» TASK TO COMPLETE
List all the lines in these records that hold "frac".

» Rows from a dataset
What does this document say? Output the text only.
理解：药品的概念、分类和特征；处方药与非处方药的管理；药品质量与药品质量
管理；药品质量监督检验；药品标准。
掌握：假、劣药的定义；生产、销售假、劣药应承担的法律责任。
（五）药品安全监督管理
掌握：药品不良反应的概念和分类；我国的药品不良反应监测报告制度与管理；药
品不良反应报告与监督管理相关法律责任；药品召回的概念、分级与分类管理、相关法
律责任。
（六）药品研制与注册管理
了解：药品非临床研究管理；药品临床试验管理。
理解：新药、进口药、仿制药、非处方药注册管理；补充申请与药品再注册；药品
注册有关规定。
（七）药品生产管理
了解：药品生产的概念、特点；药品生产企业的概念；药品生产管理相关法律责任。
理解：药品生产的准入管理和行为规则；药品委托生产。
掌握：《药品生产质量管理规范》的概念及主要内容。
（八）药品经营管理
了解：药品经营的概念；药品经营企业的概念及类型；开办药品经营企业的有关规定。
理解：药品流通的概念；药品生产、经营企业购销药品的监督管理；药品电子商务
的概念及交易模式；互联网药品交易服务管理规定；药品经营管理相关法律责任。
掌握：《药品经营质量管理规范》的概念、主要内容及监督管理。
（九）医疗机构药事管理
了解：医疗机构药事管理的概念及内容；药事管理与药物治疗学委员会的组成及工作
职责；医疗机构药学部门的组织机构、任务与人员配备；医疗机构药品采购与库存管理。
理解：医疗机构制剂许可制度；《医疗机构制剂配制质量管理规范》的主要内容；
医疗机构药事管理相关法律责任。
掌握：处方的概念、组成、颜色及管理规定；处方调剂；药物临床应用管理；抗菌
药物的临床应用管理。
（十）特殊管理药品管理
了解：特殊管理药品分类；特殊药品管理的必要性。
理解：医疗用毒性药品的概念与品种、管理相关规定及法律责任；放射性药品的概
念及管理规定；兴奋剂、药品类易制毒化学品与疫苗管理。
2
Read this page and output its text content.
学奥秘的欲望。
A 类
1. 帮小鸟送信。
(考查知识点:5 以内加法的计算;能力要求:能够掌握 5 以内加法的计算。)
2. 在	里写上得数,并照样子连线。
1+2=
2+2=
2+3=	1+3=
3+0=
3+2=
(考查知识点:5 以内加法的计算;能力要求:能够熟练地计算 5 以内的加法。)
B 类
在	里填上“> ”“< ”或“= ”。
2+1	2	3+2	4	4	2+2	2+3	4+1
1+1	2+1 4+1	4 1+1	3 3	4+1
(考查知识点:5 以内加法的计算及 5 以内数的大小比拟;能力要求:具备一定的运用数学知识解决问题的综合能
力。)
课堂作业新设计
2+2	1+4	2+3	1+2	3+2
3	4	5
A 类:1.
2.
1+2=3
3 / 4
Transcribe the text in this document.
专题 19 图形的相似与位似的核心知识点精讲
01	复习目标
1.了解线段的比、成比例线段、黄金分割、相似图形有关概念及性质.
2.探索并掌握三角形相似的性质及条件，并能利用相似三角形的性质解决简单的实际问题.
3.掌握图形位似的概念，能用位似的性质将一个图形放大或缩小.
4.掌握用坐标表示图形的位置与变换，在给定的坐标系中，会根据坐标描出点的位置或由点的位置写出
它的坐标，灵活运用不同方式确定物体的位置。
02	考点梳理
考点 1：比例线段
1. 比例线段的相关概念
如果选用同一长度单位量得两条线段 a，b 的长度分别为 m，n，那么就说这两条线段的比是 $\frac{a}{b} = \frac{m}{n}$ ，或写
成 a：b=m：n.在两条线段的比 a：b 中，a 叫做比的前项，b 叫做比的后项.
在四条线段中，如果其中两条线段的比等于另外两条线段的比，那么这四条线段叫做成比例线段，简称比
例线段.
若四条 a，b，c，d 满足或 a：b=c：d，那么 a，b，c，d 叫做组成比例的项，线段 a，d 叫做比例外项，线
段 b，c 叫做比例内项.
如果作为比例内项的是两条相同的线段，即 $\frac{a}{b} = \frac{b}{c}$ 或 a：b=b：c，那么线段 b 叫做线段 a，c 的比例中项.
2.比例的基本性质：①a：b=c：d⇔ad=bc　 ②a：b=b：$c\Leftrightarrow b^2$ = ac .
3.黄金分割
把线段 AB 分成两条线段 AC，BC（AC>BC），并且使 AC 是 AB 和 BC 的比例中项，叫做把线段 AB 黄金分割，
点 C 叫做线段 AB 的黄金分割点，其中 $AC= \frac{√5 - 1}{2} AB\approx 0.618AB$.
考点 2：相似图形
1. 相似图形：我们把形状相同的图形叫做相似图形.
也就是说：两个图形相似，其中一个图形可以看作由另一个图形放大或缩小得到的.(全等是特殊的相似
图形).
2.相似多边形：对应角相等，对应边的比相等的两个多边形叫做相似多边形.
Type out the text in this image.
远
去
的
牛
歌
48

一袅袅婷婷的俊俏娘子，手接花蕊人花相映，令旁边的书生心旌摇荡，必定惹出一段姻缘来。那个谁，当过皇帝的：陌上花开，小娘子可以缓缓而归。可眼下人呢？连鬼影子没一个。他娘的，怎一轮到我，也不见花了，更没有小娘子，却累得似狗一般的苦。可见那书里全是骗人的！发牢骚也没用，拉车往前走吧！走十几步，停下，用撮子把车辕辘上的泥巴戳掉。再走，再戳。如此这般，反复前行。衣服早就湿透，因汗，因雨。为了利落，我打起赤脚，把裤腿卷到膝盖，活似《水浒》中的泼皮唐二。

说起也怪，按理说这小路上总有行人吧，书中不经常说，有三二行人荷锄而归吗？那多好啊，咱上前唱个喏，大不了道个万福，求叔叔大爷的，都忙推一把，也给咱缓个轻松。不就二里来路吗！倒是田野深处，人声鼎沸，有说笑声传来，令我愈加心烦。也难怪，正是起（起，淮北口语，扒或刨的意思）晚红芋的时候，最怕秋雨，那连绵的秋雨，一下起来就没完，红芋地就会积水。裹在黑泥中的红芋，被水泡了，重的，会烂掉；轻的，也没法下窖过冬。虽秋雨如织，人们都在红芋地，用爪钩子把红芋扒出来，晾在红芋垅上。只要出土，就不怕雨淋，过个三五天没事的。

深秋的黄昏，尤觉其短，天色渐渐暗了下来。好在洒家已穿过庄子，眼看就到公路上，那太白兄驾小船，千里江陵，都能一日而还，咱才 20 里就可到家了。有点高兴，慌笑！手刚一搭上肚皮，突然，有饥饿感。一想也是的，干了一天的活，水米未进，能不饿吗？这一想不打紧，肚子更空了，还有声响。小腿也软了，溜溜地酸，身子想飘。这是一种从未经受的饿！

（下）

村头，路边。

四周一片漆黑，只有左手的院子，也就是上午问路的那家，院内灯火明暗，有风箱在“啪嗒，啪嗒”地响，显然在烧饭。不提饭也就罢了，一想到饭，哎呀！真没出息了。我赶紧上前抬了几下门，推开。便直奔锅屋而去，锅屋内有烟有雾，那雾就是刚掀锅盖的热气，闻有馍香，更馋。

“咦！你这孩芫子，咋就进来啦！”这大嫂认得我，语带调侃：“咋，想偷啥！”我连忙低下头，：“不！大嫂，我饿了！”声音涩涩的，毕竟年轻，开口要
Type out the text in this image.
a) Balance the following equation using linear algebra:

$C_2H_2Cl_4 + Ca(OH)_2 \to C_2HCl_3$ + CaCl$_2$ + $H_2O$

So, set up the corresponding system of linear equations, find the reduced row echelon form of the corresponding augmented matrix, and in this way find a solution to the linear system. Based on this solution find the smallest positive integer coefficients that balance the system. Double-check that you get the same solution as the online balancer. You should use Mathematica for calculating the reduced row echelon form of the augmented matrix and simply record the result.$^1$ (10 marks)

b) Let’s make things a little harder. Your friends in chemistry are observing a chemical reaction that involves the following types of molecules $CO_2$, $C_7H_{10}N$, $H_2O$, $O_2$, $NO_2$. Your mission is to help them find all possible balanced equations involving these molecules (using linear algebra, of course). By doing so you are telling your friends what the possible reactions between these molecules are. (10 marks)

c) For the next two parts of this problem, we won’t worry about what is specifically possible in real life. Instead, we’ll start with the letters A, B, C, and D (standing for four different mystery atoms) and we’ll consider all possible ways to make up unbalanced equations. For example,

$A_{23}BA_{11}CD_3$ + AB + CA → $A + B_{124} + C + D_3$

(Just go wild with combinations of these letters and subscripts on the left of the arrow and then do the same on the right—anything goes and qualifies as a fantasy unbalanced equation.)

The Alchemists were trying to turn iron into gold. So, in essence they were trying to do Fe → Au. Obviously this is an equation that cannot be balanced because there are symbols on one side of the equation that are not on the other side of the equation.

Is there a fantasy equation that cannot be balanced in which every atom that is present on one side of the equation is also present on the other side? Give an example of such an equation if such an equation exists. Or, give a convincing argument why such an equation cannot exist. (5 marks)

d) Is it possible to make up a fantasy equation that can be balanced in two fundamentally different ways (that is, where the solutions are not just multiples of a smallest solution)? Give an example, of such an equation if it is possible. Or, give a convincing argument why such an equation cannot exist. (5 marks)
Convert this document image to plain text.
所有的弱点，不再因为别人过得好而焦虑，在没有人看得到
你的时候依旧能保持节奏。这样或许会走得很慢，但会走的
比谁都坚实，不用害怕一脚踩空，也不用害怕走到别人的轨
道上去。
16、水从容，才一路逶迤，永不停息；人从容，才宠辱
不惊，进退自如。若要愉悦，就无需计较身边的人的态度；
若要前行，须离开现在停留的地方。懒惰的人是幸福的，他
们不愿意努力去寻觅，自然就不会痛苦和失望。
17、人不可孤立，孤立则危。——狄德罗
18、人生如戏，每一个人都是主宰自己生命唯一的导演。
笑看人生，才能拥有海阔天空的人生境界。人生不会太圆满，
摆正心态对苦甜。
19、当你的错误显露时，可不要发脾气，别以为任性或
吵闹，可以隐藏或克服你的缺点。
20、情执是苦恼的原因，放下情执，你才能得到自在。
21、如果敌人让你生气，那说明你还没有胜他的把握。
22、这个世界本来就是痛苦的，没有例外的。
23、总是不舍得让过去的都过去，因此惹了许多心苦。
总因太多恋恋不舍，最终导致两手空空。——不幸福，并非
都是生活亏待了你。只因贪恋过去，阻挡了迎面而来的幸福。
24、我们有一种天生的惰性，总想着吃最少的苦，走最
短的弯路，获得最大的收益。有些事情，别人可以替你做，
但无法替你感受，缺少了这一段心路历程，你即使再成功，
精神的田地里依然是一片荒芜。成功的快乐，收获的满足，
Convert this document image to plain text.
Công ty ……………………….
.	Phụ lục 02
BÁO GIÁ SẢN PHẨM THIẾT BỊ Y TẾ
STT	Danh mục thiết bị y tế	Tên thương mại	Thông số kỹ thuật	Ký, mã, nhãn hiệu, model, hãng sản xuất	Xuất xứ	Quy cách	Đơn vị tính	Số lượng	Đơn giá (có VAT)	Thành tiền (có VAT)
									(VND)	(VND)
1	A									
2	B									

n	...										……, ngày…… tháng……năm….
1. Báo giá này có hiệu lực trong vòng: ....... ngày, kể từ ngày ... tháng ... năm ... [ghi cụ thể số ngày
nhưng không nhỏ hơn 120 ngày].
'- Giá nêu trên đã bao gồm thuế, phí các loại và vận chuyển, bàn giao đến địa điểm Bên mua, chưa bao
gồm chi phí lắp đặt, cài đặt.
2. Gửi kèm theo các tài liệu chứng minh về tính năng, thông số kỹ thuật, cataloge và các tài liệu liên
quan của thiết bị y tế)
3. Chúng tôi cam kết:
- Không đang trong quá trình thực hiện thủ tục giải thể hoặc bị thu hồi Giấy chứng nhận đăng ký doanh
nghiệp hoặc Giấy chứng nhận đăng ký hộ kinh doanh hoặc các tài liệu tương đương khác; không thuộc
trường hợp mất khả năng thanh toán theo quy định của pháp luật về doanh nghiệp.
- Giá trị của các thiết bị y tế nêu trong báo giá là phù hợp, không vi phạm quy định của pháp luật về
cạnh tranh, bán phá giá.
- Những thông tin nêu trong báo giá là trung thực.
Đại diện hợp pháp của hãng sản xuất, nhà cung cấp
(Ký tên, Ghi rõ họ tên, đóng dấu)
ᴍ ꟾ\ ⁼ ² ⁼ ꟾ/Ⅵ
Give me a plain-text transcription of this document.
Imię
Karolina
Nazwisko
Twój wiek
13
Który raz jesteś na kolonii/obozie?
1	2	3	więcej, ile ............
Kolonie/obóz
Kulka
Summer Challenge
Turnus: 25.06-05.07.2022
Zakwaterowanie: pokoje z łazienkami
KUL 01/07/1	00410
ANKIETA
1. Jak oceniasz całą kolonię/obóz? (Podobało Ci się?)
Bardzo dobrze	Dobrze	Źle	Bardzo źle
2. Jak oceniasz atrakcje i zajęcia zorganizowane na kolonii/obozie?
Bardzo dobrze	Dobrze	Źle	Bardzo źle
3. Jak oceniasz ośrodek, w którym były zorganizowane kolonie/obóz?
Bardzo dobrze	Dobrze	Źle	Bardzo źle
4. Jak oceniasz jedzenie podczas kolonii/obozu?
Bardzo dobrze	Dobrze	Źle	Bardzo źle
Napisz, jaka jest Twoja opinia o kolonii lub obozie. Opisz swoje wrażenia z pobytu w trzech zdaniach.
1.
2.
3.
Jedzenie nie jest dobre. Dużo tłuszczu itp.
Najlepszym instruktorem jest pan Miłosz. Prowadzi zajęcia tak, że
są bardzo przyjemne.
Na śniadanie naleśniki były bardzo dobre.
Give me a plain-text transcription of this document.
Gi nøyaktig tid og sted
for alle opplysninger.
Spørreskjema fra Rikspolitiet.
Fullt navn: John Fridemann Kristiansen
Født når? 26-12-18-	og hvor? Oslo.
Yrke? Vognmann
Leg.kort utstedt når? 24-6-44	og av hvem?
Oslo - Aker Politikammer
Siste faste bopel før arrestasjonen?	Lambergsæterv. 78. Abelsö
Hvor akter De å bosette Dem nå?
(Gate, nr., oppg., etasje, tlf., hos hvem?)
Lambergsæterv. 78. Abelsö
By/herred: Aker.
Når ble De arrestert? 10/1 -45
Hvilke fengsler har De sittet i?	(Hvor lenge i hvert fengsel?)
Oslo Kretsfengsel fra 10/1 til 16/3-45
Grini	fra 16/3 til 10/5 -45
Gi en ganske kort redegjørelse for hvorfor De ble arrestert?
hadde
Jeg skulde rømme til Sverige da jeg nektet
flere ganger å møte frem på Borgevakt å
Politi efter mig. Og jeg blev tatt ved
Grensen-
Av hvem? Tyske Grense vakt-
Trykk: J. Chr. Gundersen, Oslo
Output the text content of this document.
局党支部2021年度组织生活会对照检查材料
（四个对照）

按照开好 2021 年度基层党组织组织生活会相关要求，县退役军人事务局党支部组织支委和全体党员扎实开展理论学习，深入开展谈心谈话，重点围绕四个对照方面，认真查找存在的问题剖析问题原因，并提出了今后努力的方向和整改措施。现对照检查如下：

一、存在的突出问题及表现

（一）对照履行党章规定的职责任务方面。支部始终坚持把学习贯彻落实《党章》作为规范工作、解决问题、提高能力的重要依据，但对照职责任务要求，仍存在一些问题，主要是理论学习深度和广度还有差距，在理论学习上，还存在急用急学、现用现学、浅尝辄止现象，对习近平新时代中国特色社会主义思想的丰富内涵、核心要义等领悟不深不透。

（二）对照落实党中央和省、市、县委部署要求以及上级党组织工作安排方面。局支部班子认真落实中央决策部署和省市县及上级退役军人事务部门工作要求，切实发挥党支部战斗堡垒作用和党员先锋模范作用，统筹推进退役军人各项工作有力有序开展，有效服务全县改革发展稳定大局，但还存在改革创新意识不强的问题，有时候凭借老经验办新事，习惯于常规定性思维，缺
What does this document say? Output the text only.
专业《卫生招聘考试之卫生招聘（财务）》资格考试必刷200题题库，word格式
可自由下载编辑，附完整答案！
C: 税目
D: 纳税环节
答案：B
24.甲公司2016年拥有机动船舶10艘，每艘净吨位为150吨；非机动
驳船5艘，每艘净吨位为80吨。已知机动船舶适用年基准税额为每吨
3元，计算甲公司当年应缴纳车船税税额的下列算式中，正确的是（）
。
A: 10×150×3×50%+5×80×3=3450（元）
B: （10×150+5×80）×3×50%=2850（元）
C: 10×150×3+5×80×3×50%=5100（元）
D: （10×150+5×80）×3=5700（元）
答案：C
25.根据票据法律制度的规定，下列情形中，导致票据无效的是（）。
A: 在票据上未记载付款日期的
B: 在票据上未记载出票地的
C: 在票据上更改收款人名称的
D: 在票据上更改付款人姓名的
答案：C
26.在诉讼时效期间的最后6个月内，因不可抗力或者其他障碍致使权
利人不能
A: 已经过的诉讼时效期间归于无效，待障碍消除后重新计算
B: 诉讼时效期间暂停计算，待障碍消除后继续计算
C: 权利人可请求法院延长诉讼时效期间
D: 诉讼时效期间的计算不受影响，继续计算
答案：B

» RIGHT ANSWER
如果选用同一长度单位量得两条线段 a，b 的长度分别为 m，n，那么就说这两条线段的比是 $\frac{a}{b} = \frac{m}{n}$ ，或写
如果作为比例内项的是两条相同的线段，即 $\frac{a}{b} = \frac{b}{c}$ 或 a：b=b：c，那么线段 b 叫做线段 a，c 的比例中项.
点 C 叫做线段 AB 的黄金分割点，其中 $AC= \frac{√5 - 1}{2} AB\approx 0.618AB$.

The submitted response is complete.